§ Consegna 1: Riporti il passo dell'articolo sul Cpr di via Corelli che inizia con "Venerdì primo dicembre" e termina con "migranti nel centro.", sostituendo "ispezionato" con "controllato".
§ Consegna 2: Trascriva senza alcuna modifica le righe della raccolta di dati, a partire dalla prima e fino a quella che contiene "subscription-message: If you", estremi inclusi.

§ Brano da leggere:
Cpr di via Corelli, l’orrore raccontato dai testimoni: “persone chiamate con i numeri”

Le accuse della Procura alla società che ha vinto l’appalto per la gestione del Cpr di via Corelli a Milano: frode nelle pubbliche forniture e turbativa d’asta. L’orrore continua nei racconti dei testimoni del centro

Venerdì primo dicembre i militari della Guardia di Finanza insieme a tre pubblici ministeri milanesi hanno ispezionato a sorpresa il CprCentro permanenza rimpatri di via Corelli a Milano portando alla luce una situazione devastante, con migranti lasciati senza cure, condizioni invivibili del centro e droga spacciata all’interno della struttura da un’ex dipendente, ora indagata insieme agli amministratori della società La Martinina srl, società vincitrice dell’appalto della Prefettura nel 2022 per la gestione dei 72 posti riservati ai migranti nel centro.

§ Righe tratte da una raccolta di dati:
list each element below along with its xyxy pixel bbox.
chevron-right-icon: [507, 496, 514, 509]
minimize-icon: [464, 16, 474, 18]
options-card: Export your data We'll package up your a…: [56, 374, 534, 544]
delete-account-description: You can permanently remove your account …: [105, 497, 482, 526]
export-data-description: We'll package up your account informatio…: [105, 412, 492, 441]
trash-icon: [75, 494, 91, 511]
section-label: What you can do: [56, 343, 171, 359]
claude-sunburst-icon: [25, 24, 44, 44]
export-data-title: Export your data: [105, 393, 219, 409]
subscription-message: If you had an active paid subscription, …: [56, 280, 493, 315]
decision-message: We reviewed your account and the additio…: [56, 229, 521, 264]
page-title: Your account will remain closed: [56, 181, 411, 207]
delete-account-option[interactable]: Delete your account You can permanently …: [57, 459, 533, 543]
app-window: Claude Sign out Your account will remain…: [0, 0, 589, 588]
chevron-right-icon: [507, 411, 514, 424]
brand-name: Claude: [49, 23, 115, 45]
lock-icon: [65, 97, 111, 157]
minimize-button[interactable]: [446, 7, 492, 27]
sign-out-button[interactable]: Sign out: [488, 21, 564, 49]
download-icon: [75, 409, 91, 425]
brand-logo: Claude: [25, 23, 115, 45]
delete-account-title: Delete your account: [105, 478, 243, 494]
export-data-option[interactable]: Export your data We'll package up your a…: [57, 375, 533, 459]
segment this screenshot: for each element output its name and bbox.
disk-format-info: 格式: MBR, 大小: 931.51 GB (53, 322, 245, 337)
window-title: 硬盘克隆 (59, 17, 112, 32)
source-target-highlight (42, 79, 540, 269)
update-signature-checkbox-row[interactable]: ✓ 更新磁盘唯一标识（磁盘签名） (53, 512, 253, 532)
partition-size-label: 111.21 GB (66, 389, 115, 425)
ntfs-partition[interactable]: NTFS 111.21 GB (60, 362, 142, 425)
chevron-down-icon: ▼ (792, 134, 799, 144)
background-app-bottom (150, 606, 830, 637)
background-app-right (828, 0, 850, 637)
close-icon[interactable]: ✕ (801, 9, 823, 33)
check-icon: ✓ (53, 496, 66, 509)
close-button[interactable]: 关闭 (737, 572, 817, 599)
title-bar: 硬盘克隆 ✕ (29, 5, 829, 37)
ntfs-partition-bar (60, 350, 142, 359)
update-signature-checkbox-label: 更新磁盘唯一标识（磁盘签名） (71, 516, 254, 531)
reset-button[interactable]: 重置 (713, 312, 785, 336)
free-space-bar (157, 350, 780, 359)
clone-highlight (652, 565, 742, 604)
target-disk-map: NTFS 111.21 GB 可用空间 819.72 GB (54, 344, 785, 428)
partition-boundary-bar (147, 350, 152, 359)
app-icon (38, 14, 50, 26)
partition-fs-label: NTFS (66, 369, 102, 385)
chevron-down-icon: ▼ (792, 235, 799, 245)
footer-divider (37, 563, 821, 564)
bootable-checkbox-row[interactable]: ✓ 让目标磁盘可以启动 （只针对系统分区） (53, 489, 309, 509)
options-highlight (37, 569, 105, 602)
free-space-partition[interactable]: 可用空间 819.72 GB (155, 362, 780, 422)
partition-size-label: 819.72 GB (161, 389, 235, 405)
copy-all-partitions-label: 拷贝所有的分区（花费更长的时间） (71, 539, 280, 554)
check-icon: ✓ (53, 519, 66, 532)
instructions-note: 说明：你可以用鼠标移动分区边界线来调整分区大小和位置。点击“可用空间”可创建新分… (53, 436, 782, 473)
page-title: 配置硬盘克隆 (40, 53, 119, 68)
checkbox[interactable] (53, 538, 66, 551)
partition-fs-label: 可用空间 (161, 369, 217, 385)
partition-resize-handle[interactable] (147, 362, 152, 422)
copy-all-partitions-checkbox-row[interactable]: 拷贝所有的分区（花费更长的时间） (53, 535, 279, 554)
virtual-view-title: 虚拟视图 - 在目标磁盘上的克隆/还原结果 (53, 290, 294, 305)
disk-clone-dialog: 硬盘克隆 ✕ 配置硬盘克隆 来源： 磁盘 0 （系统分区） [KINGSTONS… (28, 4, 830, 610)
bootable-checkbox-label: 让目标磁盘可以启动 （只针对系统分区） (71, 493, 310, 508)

§ Risposta completa 1:
Venerdì primo dicembre i militari della Guardia di Finanza insieme a tre pubblici ministeri milanesi hanno controllato a sorpresa il CprCentro permanenza rimpatri di via Corelli a Milano portando alla luce una situazione devastante, con migranti lasciati senza cure, condizioni invivibili del centro e droga spacciata all’interno della struttura da un’ex dipendente, ora indagata insieme agli amministratori della società La Martinina srl, società vincitrice dell’appalto della Prefettura nel 2022 per la gestione dei 72 posti riservati ai migranti nel centro.

§ Risposta completa 2:
list each element below along with its xyxy pixel bbox.
chevron-right-icon: [507, 496, 514, 509]
minimize-icon: [464, 16, 474, 18]
options-card: Export your data We'll package up your a…: [56, 374, 534, 544]
delete-account-description: You can permanently remove your account …: [105, 497, 482, 526]
export-data-description: We'll package up your account informatio…: [105, 412, 492, 441]
trash-icon: [75, 494, 91, 511]
section-label: What you can do: [56, 343, 171, 359]
claude-sunburst-icon: [25, 24, 44, 44]
export-data-title: Export your data: [105, 393, 219, 409]
subscription-message: If you had an active paid subscription, …: [56, 280, 493, 315]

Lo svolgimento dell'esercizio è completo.